__Extract provided__:
┄┄┄┄┄┄

The Trade Union Royal Commission will cement its reputation as a fundamentally political exercise today with a third Labor leader being subjected to Mr Abbott’s tax-payer- funded, political attack.
$80 million of tax payer funds has been spent to conduct a Royal Commission targeting Mr Abbott’s political opponents – including three Labor leaders, an unprecedented and a gross misuse of the privilege of government.
Every Liberal Prime Minister since Billy McMahon has had at least one Royal Commission into trade unions – it’s their attack of choice against their political enemies – but Mr Abbott has taken this to a new level.
This Royal Commission has no claim to independence, impartiality or adherence to due process. Examples of this include:
- Determining last year that it had finalised its inquiry yet caving in to Government pressure and intervention by the Attorney-General to extend the inquiry for another year
- Leaking prejudicial information to the media before its public release
- Releasing a “discussion paper” to media before public release with content recommending various new laws that align closely with Liberal Party policies such as those in the
- Registered Organisations Bill rejected by the Parliament in March
- Subjecting a former spouse of a Labor leader to its inquiries
- Failing to afford union witnesses natural justice by making serious allegations without proper notice and not allowing those witnesses to properly respond
- Disregarding objections from legal representatives that the Commission has gone beyond the parameters of the terms of reference
The ACTU’s consistent view is that this Royal Commission is about attacking the ability of unions to deliver outcomes for working people – jobs, wages, conditions and safety.

┄┄┄┄┄┄

(Collected data)

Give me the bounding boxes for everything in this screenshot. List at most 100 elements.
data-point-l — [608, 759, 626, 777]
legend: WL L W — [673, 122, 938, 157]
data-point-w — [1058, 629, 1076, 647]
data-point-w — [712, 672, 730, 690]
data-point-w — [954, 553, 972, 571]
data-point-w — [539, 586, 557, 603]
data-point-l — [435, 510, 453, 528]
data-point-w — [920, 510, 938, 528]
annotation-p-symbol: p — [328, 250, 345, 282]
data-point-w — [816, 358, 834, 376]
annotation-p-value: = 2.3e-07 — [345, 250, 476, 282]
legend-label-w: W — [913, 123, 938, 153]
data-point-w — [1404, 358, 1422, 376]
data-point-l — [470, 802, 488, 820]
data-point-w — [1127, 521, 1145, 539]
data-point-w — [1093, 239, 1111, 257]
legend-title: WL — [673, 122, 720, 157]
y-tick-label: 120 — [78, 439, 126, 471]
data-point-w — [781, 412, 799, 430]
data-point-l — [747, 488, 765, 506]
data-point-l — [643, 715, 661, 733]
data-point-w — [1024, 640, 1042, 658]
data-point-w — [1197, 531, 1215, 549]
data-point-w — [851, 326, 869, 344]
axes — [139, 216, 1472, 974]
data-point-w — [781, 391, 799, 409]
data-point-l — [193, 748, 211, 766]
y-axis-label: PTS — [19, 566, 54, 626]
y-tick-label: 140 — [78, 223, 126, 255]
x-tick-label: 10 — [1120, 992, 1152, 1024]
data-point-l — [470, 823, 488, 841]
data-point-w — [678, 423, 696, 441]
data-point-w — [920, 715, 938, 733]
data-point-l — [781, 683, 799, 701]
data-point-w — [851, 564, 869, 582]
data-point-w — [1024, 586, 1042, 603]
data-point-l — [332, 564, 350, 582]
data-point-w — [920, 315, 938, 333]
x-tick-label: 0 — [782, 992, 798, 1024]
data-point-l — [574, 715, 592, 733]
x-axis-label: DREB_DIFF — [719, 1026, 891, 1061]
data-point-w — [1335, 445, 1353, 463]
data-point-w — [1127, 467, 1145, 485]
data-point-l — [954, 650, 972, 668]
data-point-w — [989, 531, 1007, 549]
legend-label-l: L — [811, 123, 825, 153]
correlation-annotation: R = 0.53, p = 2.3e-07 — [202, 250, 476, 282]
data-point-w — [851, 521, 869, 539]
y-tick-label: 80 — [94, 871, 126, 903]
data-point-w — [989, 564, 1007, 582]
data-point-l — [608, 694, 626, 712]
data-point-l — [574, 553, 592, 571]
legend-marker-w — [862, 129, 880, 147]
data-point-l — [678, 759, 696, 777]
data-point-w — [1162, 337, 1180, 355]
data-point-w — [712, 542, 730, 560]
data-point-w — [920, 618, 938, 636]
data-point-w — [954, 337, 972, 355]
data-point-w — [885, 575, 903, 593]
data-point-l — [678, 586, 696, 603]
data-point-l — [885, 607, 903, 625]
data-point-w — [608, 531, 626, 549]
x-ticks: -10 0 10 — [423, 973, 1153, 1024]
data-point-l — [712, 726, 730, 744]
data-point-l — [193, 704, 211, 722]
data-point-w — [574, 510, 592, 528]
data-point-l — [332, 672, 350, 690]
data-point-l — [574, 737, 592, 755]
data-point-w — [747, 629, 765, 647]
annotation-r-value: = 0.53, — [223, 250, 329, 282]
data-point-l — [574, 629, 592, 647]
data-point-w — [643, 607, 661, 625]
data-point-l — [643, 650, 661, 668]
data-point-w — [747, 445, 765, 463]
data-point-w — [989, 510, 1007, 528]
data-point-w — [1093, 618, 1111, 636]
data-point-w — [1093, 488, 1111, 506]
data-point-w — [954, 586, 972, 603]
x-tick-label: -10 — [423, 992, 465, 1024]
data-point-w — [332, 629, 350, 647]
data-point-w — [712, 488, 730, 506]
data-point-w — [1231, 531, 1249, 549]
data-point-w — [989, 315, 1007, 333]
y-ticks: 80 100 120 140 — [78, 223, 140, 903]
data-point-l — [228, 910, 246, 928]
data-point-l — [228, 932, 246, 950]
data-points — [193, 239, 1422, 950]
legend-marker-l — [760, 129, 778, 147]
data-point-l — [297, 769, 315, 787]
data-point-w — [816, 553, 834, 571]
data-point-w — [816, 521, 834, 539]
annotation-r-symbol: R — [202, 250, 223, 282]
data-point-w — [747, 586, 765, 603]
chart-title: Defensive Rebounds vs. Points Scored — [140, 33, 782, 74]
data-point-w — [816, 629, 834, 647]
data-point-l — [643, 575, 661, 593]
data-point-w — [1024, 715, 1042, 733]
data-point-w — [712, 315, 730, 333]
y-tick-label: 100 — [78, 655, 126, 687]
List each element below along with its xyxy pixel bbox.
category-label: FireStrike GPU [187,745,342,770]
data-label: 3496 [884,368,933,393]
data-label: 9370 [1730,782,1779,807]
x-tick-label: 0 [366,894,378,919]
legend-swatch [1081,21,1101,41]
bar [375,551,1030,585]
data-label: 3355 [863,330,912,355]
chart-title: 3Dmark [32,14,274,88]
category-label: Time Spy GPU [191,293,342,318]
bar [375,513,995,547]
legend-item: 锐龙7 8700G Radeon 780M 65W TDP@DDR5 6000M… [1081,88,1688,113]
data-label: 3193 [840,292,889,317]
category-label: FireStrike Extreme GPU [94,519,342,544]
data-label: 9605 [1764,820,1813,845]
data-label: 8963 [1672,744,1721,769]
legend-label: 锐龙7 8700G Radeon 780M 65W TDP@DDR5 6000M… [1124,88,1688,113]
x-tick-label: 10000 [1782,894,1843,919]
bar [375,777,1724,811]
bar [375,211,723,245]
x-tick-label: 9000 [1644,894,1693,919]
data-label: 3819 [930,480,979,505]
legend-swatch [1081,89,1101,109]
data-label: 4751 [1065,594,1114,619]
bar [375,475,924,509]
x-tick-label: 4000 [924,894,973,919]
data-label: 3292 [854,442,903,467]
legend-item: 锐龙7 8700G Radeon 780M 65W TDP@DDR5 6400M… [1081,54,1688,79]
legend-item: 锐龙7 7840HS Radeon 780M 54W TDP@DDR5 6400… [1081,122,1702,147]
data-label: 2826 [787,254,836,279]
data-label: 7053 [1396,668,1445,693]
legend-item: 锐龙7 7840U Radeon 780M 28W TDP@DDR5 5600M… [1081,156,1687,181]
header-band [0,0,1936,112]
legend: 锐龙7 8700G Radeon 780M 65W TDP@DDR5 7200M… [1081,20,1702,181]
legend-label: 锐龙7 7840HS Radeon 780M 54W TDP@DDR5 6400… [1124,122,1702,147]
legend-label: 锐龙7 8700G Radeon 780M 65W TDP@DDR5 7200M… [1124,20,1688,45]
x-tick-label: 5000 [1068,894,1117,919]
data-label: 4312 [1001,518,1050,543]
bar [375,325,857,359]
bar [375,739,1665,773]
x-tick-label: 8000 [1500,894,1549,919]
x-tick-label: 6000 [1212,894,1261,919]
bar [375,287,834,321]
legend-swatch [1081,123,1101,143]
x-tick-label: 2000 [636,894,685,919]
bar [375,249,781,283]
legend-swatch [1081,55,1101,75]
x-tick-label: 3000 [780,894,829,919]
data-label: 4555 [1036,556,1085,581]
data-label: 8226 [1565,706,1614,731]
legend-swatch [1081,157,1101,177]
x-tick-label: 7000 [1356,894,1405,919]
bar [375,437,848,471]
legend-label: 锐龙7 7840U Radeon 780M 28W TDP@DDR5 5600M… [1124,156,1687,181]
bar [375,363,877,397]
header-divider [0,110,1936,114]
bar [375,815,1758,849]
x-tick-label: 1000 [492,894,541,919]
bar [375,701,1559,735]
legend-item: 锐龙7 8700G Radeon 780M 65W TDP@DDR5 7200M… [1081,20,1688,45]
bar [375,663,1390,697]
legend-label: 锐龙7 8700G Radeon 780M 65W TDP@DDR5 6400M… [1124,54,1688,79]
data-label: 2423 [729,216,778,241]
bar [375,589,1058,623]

┄┄┄┄┄┄

__Required tasks__:
**a)** Rewrite the statement on the Trade Union Royal Commission from "Every Liberal Prime" up to and including "a new level.", with "Billy McMahon" changed to "William McMahon".
**b)** Write what comes next in the statement on the Trade Union Royal Commission, picking up after its final sentence.

__Answers in order__:
**a)**
Every Liberal Prime Minister since William McMahon has had at least one Royal Commission into trade unions – it’s their attack of choice against their political enemies – but Mr Abbott has taken this to a new level.

**b)**
As an election looms, the Abbott Government is using this Royal Commission to drain the resources and divert the attention of the union movement, which has been so effective in campaigning against Liberal Party attacks against Rights At Work.
The trade union movement is committed to strong, democratic and accountable unions and without effective unions, employment conditions in Australia would go backwards.